Material to process
-- begin --

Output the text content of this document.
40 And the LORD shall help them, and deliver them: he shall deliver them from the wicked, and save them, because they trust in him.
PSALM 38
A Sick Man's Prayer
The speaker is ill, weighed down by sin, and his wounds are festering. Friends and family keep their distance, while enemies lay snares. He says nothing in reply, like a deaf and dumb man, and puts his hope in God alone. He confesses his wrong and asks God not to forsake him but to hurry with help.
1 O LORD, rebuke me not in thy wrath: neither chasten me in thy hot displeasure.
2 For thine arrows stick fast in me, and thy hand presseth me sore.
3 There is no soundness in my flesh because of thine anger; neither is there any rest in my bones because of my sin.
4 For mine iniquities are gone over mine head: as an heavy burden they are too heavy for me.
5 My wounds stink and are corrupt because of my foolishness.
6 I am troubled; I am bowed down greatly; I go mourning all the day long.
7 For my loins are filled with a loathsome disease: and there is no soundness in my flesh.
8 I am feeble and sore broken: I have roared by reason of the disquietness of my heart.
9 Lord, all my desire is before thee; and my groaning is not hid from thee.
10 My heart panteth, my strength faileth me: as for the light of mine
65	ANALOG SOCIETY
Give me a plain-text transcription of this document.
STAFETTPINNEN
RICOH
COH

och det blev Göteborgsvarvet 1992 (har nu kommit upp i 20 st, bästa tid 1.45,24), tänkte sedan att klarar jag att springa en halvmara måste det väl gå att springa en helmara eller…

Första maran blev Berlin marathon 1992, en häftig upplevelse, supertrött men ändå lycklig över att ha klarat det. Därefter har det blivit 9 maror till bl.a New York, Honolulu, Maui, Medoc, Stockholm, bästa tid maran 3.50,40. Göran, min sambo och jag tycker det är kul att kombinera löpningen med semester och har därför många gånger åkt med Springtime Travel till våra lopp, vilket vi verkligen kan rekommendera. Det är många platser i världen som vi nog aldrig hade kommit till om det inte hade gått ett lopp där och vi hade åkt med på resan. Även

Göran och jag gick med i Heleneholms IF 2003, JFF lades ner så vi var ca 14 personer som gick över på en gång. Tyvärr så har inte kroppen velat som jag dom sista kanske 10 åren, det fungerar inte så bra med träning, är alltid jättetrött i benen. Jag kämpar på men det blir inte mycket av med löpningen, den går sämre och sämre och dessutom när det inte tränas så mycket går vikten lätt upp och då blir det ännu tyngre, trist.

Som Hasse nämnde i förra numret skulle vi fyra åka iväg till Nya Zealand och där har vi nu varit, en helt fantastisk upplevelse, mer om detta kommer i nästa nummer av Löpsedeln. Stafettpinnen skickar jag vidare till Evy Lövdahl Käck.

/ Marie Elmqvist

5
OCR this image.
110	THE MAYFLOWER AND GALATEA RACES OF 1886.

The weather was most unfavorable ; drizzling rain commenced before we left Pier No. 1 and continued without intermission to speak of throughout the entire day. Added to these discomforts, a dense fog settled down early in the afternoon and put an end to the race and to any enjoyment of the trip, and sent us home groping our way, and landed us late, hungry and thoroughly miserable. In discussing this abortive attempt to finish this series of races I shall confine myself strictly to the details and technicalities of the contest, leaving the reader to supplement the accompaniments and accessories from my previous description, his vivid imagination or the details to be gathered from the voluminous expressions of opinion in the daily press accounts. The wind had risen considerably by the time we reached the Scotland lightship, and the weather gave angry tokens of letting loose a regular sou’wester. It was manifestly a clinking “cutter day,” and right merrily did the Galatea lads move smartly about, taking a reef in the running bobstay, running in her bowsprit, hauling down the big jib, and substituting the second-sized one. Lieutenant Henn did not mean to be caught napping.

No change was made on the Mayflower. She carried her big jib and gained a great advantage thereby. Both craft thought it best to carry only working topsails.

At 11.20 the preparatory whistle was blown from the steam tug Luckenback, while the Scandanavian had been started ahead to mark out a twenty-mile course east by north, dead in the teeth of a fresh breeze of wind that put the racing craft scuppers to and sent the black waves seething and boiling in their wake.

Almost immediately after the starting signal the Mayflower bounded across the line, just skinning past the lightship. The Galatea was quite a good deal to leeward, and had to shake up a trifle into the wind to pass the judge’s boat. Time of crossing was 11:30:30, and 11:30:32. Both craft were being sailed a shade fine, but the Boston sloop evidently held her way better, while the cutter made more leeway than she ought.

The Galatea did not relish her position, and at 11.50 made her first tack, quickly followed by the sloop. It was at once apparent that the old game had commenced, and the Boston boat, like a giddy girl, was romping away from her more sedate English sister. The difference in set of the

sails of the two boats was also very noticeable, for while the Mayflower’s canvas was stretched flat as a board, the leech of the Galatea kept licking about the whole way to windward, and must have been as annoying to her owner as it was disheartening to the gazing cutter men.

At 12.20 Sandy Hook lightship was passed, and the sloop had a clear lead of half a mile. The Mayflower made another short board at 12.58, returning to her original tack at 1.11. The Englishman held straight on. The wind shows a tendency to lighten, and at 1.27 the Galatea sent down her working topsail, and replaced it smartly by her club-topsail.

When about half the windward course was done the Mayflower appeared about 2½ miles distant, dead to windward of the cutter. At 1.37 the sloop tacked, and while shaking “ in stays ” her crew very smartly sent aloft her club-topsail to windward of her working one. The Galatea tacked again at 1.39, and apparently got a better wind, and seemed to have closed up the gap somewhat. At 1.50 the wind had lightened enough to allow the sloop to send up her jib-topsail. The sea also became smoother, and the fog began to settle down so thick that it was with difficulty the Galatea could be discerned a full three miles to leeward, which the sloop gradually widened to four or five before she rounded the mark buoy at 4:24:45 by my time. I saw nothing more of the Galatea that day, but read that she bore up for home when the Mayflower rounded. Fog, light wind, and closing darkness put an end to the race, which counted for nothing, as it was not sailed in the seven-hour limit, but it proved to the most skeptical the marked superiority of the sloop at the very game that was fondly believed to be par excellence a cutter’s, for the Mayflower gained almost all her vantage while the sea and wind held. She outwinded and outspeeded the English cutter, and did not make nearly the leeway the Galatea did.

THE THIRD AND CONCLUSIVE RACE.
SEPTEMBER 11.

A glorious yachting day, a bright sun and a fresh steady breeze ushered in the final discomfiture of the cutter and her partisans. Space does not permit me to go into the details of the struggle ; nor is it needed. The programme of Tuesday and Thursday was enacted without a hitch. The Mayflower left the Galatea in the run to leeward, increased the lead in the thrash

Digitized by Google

-- end --

Task objective
Copy the material above back out, exactly as written.

Answer below
Output the text content of this document.
40 And the LORD shall help them, and deliver them: he shall deliver them from the wicked, and save them, because they trust in him.
PSALM 38
A Sick Man's Prayer
The speaker is ill, weighed down by sin, and his wounds are festering. Friends and family keep their distance, while enemies lay snares. He says nothing in reply, like a deaf and dumb man, and puts his hope in God alone. He confesses his wrong and asks God not to forsake him but to hurry with help.
1 O LORD, rebuke me not in thy wrath: neither chasten me in thy hot displeasure.
2 For thine arrows stick fast in me, and thy hand presseth me sore.
3 There is no soundness in my flesh because of thine anger; neither is there any rest in my bones because of my sin.
4 For mine iniquities are gone over mine head: as an heavy burden they are too heavy for me.
5 My wounds stink and are corrupt because of my foolishness.
6 I am troubled; I am bowed down greatly; I go mourning all the day long.
7 For my loins are filled with a loathsome disease: and there is no soundness in my flesh.
8 I am feeble and sore broken: I have roared by reason of the disquietness of my heart.
9 Lord, all my desire is before thee; and my groaning is not hid from thee.
10 My heart panteth, my strength faileth me: as for the light of mine
65	ANALOG SOCIETY
Give me a plain-text transcription of this document.
STAFETTPINNEN
RICOH
COH

och det blev Göteborgsvarvet 1992 (har nu kommit upp i 20 st, bästa tid 1.45,24), tänkte sedan att klarar jag att springa en halvmara måste det väl gå att springa en helmara eller…

Första maran blev Berlin marathon 1992, en häftig upplevelse, supertrött men ändå lycklig över att ha klarat det. Därefter har det blivit 9 maror till bl.a New York, Honolulu, Maui, Medoc, Stockholm, bästa tid maran 3.50,40. Göran, min sambo och jag tycker det är kul att kombinera löpningen med semester och har därför många gånger åkt med Springtime Travel till våra lopp, vilket vi verkligen kan rekommendera. Det är många platser i världen som vi nog aldrig hade kommit till om det inte hade gått ett lopp där och vi hade åkt med på resan. Även

Göran och jag gick med i Heleneholms IF 2003, JFF lades ner så vi var ca 14 personer som gick över på en gång. Tyvärr så har inte kroppen velat som jag dom sista kanske 10 åren, det fungerar inte så bra med träning, är alltid jättetrött i benen. Jag kämpar på men det blir inte mycket av med löpningen, den går sämre och sämre och dessutom när det inte tränas så mycket går vikten lätt upp och då blir det ännu tyngre, trist.

Som Hasse nämnde i förra numret skulle vi fyra åka iväg till Nya Zealand och där har vi nu varit, en helt fantastisk upplevelse, mer om detta kommer i nästa nummer av Löpsedeln. Stafettpinnen skickar jag vidare till Evy Lövdahl Käck.

/ Marie Elmqvist

5
OCR this image.
110	THE MAYFLOWER AND GALATEA RACES OF 1886.

The weather was most unfavorable ; drizzling rain commenced before we left Pier No. 1 and continued without intermission to speak of throughout the entire day. Added to these discomforts, a dense fog settled down early in the afternoon and put an end to the race and to any enjoyment of the trip, and sent us home groping our way, and landed us late, hungry and thoroughly miserable. In discussing this abortive attempt to finish this series of races I shall confine myself strictly to the details and technicalities of the contest, leaving the reader to supplement the accompaniments and accessories from my previous description, his vivid imagination or the details to be gathered from the voluminous expressions of opinion in the daily press accounts. The wind had risen considerably by the time we reached the Scotland lightship, and the weather gave angry tokens of letting loose a regular sou’wester. It was manifestly a clinking “cutter day,” and right merrily did the Galatea lads move smartly about, taking a reef in the running bobstay, running in her bowsprit, hauling down the big jib, and substituting the second-sized one. Lieutenant Henn did not mean to be caught napping.

No change was made on the Mayflower. She carried her big jib and gained a great advantage thereby. Both craft thought it best to carry only working topsails.

At 11.20 the preparatory whistle was blown from the steam tug Luckenback, while the Scandanavian had been started ahead to mark out a twenty-mile course east by north, dead in the teeth of a fresh breeze of wind that put the racing craft scuppers to and sent the black waves seething and boiling in their wake.

Almost immediately after the starting signal the Mayflower bounded across the line, just skinning past the lightship. The Galatea was quite a good deal to leeward, and had to shake up a trifle into the wind to pass the judge’s boat. Time of crossing was 11:30:30, and 11:30:32. Both craft were being sailed a shade fine, but the Boston sloop evidently held her way better, while the cutter made more leeway than she ought.

The Galatea did not relish her position, and at 11.50 made her first tack, quickly followed by the sloop. It was at once apparent that the old game had commenced, and the Boston boat, like a giddy girl, was romping away from her more sedate English sister. The difference in set of the

sails of the two boats was also very noticeable, for while the Mayflower’s canvas was stretched flat as a board, the leech of the Galatea kept licking about the whole way to windward, and must have been as annoying to her owner as it was disheartening to the gazing cutter men.

At 12.20 Sandy Hook lightship was passed, and the sloop had a clear lead of half a mile. The Mayflower made another short board at 12.58, returning to her original tack at 1.11. The Englishman held straight on. The wind shows a tendency to lighten, and at 1.27 the Galatea sent down her working topsail, and replaced it smartly by her club-topsail.

When about half the windward course was done the Mayflower appeared about 2½ miles distant, dead to windward of the cutter. At 1.37 the sloop tacked, and while shaking “ in stays ” her crew very smartly sent aloft her club-topsail to windward of her working one. The Galatea tacked again at 1.39, and apparently got a better wind, and seemed to have closed up the gap somewhat. At 1.50 the wind had lightened enough to allow the sloop to send up her jib-topsail. The sea also became smoother, and the fog began to settle down so thick that it was with difficulty the Galatea could be discerned a full three miles to leeward, which the sloop gradually widened to four or five before she rounded the mark buoy at 4:24:45 by my time. I saw nothing more of the Galatea that day, but read that she bore up for home when the Mayflower rounded. Fog, light wind, and closing darkness put an end to the race, which counted for nothing, as it was not sailed in the seven-hour limit, but it proved to the most skeptical the marked superiority of the sloop at the very game that was fondly believed to be par excellence a cutter’s, for the Mayflower gained almost all her vantage while the sea and wind held. She outwinded and outspeeded the English cutter, and did not make nearly the leeway the Galatea did.

THE THIRD AND CONCLUSIVE RACE.
SEPTEMBER 11.

A glorious yachting day, a bright sun and a fresh steady breeze ushered in the final discomfiture of the cutter and her partisans. Space does not permit me to go into the details of the struggle ; nor is it needed. The programme of Tuesday and Thursday was enacted without a hitch. The Mayflower left the Galatea in the run to leeward, increased the lead in the thrash

Digitized by Google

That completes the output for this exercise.